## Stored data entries

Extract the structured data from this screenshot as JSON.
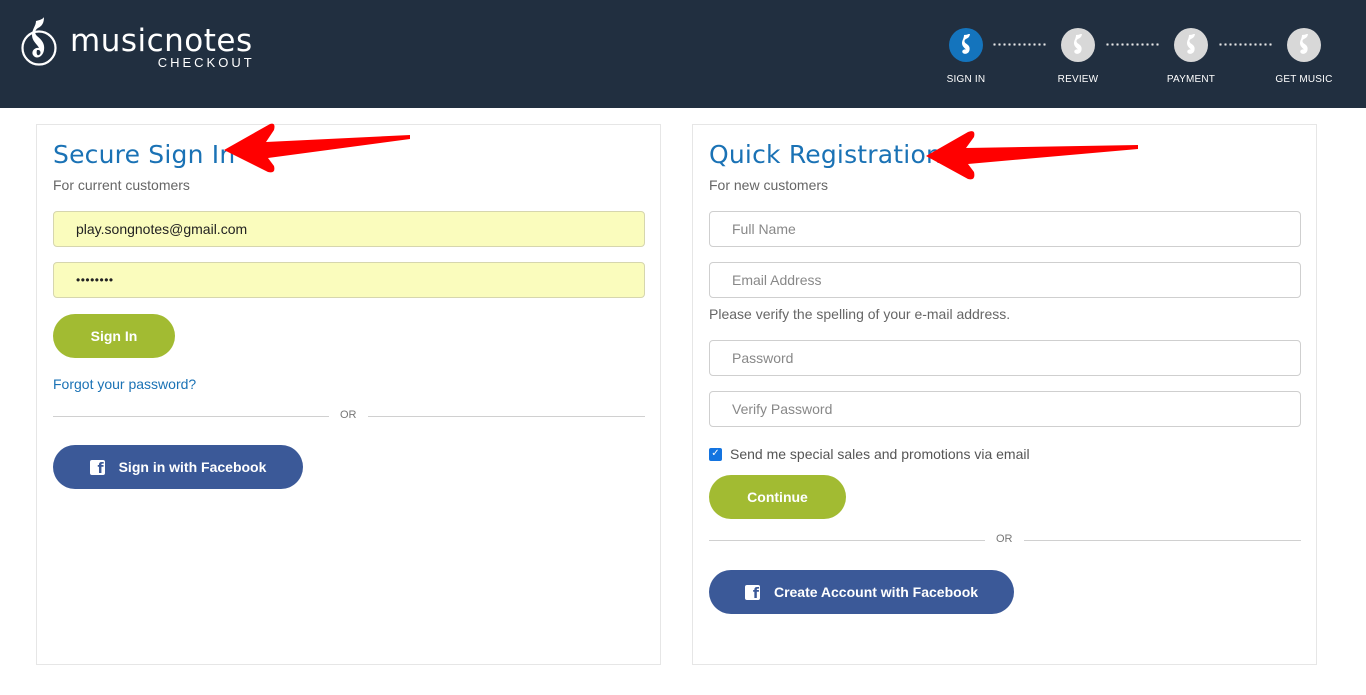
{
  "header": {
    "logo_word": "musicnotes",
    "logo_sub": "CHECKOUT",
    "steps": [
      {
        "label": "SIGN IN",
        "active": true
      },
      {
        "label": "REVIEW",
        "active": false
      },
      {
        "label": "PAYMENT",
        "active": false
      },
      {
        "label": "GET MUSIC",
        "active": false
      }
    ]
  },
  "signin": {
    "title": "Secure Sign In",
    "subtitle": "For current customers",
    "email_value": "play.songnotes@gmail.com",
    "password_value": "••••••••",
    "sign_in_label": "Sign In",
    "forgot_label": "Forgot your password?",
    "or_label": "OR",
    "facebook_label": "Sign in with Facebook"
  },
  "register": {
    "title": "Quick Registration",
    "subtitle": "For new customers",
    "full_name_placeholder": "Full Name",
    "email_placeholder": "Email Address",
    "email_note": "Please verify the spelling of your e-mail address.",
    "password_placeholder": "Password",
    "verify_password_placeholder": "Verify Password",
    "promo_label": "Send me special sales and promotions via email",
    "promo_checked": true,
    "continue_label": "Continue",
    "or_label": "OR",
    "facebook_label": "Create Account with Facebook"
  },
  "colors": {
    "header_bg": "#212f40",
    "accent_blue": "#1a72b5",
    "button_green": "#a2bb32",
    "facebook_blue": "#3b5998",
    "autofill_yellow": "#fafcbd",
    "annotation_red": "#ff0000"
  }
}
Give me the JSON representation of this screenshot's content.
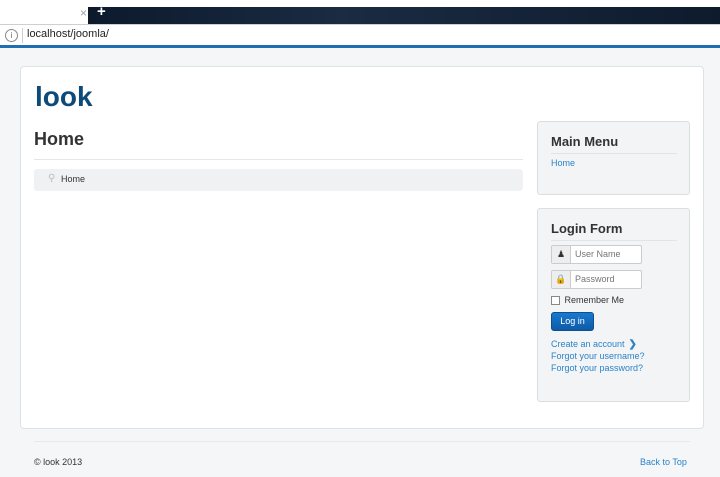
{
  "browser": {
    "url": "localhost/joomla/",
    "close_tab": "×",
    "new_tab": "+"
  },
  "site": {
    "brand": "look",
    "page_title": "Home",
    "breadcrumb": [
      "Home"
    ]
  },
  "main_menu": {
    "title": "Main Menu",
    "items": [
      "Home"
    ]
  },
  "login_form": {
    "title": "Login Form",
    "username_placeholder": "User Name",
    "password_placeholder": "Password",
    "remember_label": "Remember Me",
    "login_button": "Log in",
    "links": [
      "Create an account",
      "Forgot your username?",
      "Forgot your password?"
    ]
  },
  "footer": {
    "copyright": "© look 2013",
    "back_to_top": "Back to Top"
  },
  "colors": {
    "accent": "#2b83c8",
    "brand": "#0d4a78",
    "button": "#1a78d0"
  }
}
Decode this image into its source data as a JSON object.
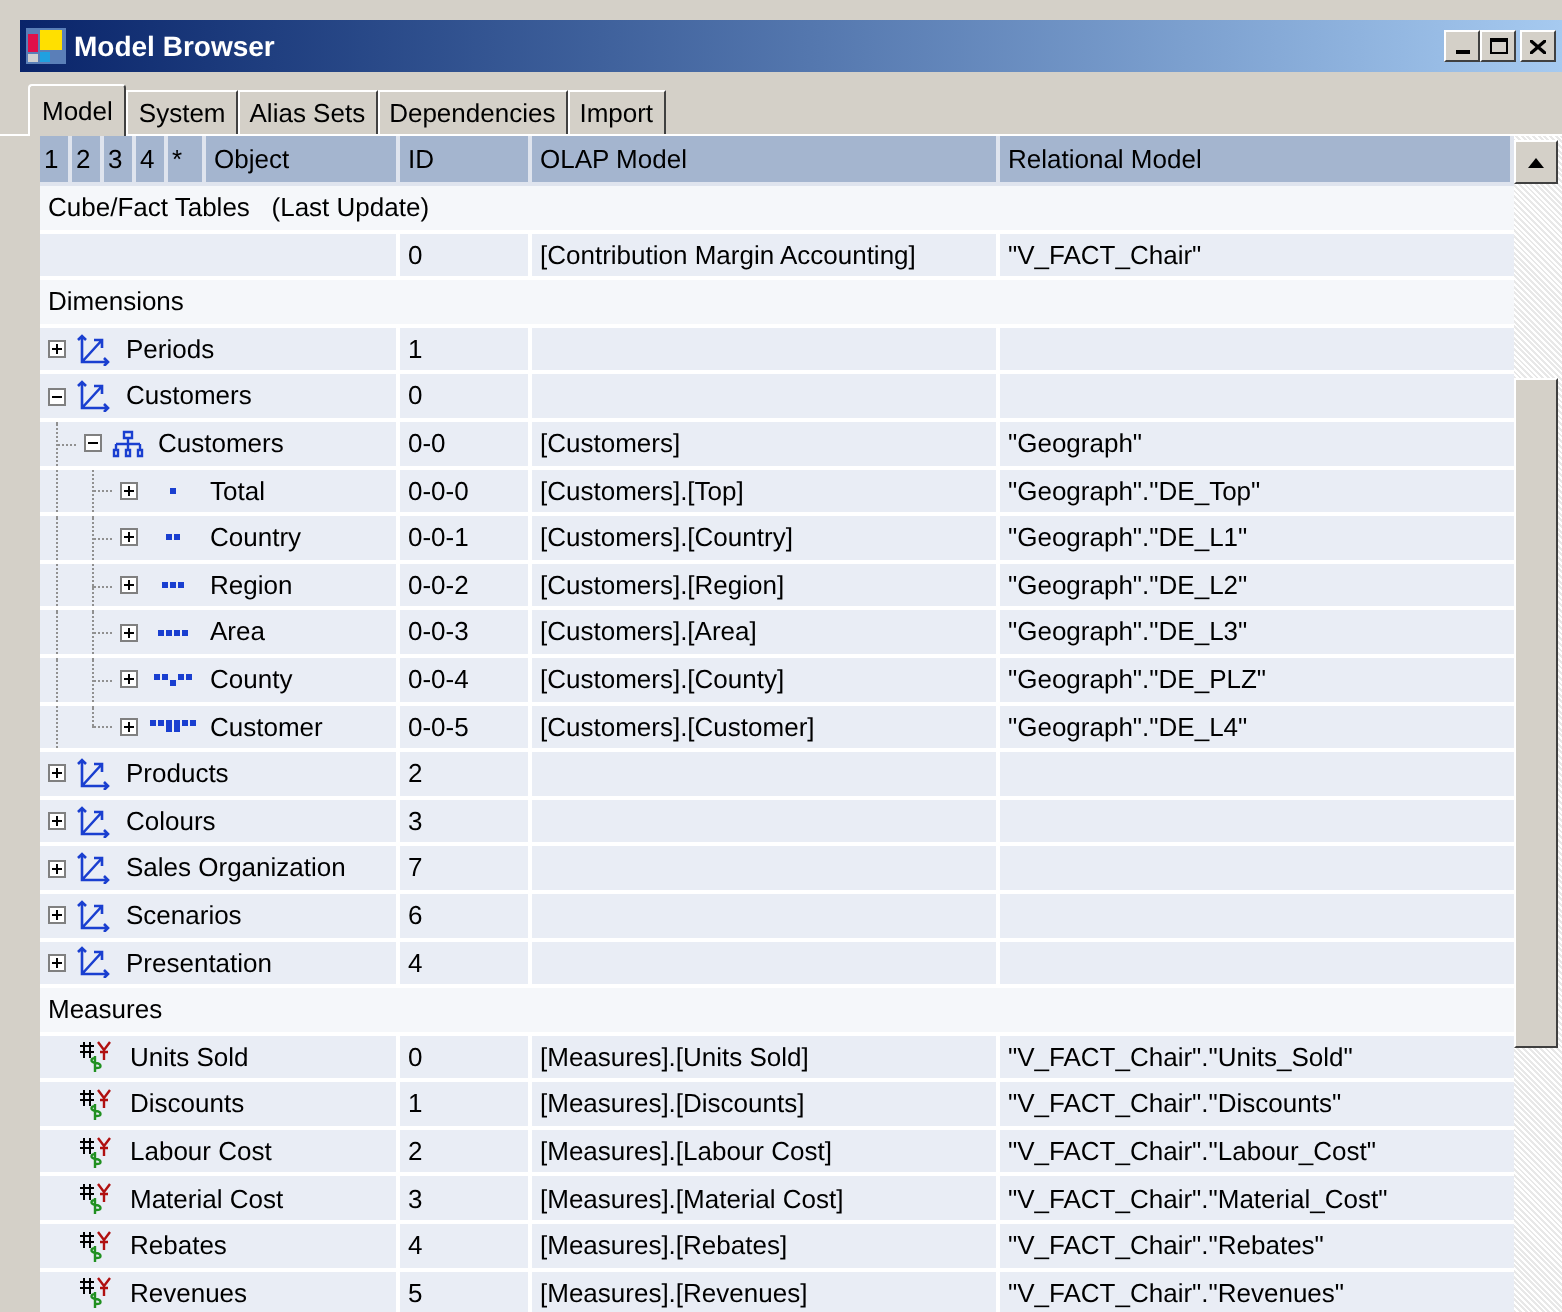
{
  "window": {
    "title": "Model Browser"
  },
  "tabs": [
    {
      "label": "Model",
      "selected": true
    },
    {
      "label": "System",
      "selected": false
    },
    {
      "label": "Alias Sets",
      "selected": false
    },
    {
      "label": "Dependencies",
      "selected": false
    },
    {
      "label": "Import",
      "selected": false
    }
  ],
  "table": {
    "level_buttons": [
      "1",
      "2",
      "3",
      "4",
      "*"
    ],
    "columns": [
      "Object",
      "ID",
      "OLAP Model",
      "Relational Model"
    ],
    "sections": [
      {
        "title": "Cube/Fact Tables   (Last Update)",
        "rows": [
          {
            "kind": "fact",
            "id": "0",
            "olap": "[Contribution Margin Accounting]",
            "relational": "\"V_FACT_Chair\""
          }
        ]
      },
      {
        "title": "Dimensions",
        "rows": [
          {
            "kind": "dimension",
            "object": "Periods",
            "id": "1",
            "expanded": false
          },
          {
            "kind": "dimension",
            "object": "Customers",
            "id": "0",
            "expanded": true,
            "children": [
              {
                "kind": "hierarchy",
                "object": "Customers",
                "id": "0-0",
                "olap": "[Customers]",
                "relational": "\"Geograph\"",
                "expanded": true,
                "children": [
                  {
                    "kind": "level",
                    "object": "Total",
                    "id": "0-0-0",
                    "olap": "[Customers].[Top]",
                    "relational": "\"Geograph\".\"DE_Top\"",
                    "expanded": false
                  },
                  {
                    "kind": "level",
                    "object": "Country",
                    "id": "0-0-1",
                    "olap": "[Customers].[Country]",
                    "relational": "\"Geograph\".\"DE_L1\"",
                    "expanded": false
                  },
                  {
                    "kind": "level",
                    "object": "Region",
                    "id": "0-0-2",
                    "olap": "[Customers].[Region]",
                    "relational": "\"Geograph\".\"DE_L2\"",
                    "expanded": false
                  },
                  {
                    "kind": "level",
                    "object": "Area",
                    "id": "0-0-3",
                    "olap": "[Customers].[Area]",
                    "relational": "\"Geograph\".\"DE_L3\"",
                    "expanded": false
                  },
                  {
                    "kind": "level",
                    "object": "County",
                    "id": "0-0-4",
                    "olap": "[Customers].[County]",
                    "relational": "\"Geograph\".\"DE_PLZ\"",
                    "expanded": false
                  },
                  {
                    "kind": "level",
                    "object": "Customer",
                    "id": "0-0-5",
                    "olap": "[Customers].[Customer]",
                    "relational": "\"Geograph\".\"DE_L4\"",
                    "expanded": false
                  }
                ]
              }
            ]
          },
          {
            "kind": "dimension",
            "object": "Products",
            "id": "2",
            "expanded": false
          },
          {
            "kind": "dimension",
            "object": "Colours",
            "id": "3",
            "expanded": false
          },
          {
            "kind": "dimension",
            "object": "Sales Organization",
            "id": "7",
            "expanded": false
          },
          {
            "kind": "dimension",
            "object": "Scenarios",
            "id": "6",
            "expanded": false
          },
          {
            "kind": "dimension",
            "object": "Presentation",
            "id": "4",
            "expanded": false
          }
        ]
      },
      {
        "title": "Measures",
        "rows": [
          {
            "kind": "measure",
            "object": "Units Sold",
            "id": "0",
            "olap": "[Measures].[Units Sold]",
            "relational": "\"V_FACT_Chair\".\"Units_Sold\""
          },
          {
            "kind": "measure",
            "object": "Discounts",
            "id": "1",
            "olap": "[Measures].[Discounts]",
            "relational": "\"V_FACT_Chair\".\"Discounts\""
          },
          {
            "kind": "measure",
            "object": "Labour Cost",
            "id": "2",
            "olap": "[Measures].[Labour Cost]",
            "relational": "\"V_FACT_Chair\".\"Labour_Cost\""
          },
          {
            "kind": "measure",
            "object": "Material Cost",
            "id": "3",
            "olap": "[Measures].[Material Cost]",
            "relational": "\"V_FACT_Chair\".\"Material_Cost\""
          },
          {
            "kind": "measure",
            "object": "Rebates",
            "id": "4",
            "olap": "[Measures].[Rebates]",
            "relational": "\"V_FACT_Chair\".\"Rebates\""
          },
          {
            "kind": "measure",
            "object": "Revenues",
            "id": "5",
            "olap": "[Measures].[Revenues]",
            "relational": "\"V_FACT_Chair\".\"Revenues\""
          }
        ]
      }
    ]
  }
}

## WHAT TO WORK ON
Scan the material above. Return every line containing the string "your".

## OUTPUT OF THE EXERCISE
    "forgot_label": "Forgot your password?",
    "email_note": "Please verify the spelling of your e-mail address.",
      "Forgot your username?",
      "Forgot your password?"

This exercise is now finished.